_GIVEN REQUEST_:
Reproduce all entries verbatim, with nothing added or dropped.

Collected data

§ §

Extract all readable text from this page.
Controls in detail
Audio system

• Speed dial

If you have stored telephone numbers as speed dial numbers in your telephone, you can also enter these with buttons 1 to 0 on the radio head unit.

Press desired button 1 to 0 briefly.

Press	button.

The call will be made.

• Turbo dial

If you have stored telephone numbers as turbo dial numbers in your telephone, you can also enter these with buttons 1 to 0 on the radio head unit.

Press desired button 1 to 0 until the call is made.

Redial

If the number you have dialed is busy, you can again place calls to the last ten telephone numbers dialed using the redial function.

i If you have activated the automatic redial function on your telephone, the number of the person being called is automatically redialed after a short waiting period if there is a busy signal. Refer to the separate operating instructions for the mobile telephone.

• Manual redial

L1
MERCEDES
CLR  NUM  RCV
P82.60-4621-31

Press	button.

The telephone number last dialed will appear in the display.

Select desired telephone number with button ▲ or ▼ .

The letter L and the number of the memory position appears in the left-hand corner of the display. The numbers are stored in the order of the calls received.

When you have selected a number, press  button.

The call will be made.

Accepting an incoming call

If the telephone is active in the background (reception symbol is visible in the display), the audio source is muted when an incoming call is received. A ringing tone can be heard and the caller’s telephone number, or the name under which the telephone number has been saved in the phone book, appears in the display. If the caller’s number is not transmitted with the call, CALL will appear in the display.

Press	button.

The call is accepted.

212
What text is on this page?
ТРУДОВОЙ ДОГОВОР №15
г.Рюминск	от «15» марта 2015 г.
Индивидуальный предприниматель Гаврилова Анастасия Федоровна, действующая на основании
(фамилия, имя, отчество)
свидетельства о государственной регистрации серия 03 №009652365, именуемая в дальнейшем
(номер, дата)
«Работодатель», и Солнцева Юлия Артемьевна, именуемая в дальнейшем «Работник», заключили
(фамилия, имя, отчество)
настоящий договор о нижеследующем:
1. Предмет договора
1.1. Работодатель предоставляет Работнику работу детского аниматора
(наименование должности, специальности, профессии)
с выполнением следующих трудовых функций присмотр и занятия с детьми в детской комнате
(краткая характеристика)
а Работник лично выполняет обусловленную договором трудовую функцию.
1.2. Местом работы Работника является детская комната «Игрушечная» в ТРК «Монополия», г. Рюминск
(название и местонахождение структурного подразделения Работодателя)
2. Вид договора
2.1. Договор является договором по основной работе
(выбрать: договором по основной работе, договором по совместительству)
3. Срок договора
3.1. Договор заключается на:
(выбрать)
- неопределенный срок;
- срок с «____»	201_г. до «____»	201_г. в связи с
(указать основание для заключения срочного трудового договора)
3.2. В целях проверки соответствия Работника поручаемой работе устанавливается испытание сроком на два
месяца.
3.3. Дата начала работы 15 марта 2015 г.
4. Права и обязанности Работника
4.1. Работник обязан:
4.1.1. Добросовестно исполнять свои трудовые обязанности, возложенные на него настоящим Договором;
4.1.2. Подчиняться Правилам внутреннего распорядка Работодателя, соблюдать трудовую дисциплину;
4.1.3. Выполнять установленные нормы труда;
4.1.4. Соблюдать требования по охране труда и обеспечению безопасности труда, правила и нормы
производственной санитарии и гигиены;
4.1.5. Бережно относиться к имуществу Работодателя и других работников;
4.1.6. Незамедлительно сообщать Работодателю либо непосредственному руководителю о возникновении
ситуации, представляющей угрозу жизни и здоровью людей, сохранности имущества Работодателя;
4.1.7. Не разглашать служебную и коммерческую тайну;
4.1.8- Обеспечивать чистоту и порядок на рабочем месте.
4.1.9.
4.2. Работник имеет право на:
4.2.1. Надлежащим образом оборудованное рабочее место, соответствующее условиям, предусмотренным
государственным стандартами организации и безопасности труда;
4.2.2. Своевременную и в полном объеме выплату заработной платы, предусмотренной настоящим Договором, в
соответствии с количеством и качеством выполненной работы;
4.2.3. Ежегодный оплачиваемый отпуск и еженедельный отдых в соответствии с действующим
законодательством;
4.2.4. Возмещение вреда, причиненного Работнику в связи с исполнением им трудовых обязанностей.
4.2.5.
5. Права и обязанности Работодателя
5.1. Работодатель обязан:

§ §

_PROBLEM SOLUTION_:
Extract all readable text from this page.
Controls in detail
Audio system

• Speed dial

If you have stored telephone numbers as speed dial numbers in your telephone, you can also enter these with buttons 1 to 0 on the radio head unit.

Press desired button 1 to 0 briefly.

Press	button.

The call will be made.

• Turbo dial

If you have stored telephone numbers as turbo dial numbers in your telephone, you can also enter these with buttons 1 to 0 on the radio head unit.

Press desired button 1 to 0 until the call is made.

Redial

If the number you have dialed is busy, you can again place calls to the last ten telephone numbers dialed using the redial function.

i If you have activated the automatic redial function on your telephone, the number of the person being called is automatically redialed after a short waiting period if there is a busy signal. Refer to the separate operating instructions for the mobile telephone.

• Manual redial

L1
MERCEDES
CLR  NUM  RCV
P82.60-4621-31

Press	button.

The telephone number last dialed will appear in the display.

Select desired telephone number with button ▲ or ▼ .

The letter L and the number of the memory position appears in the left-hand corner of the display. The numbers are stored in the order of the calls received.

When you have selected a number, press  button.

The call will be made.

Accepting an incoming call

If the telephone is active in the background (reception symbol is visible in the display), the audio source is muted when an incoming call is received. A ringing tone can be heard and the caller’s telephone number, or the name under which the telephone number has been saved in the phone book, appears in the display. If the caller’s number is not transmitted with the call, CALL will appear in the display.

Press	button.

The call is accepted.

212
What text is on this page?
ТРУДОВОЙ ДОГОВОР №15
г.Рюминск	от «15» марта 2015 г.
Индивидуальный предприниматель Гаврилова Анастасия Федоровна, действующая на основании
(фамилия, имя, отчество)
свидетельства о государственной регистрации серия 03 №009652365, именуемая в дальнейшем
(номер, дата)
«Работодатель», и Солнцева Юлия Артемьевна, именуемая в дальнейшем «Работник», заключили
(фамилия, имя, отчество)
настоящий договор о нижеследующем:
1. Предмет договора
1.1. Работодатель предоставляет Работнику работу детского аниматора
(наименование должности, специальности, профессии)
с выполнением следующих трудовых функций присмотр и занятия с детьми в детской комнате
(краткая характеристика)
а Работник лично выполняет обусловленную договором трудовую функцию.
1.2. Местом работы Работника является детская комната «Игрушечная» в ТРК «Монополия», г. Рюминск
(название и местонахождение структурного подразделения Работодателя)
2. Вид договора
2.1. Договор является договором по основной работе
(выбрать: договором по основной работе, договором по совместительству)
3. Срок договора
3.1. Договор заключается на:
(выбрать)
- неопределенный срок;
- срок с «____»	201_г. до «____»	201_г. в связи с
(указать основание для заключения срочного трудового договора)
3.2. В целях проверки соответствия Работника поручаемой работе устанавливается испытание сроком на два
месяца.
3.3. Дата начала работы 15 марта 2015 г.
4. Права и обязанности Работника
4.1. Работник обязан:
4.1.1. Добросовестно исполнять свои трудовые обязанности, возложенные на него настоящим Договором;
4.1.2. Подчиняться Правилам внутреннего распорядка Работодателя, соблюдать трудовую дисциплину;
4.1.3. Выполнять установленные нормы труда;
4.1.4. Соблюдать требования по охране труда и обеспечению безопасности труда, правила и нормы
производственной санитарии и гигиены;
4.1.5. Бережно относиться к имуществу Работодателя и других работников;
4.1.6. Незамедлительно сообщать Работодателю либо непосредственному руководителю о возникновении
ситуации, представляющей угрозу жизни и здоровью людей, сохранности имущества Работодателя;
4.1.7. Не разглашать служебную и коммерческую тайну;
4.1.8- Обеспечивать чистоту и порядок на рабочем месте.
4.1.9.
4.2. Работник имеет право на:
4.2.1. Надлежащим образом оборудованное рабочее место, соответствующее условиям, предусмотренным
государственным стандартами организации и безопасности труда;
4.2.2. Своевременную и в полном объеме выплату заработной платы, предусмотренной настоящим Договором, в
соответствии с количеством и качеством выполненной работы;
4.2.3. Ежегодный оплачиваемый отпуск и еженедельный отдых в соответствии с действующим
законодательством;
4.2.4. Возмещение вреда, причиненного Работнику в связи с исполнением им трудовых обязанностей.
4.2.5.
5. Права и обязанности Работодателя
5.1. Работодатель обязан:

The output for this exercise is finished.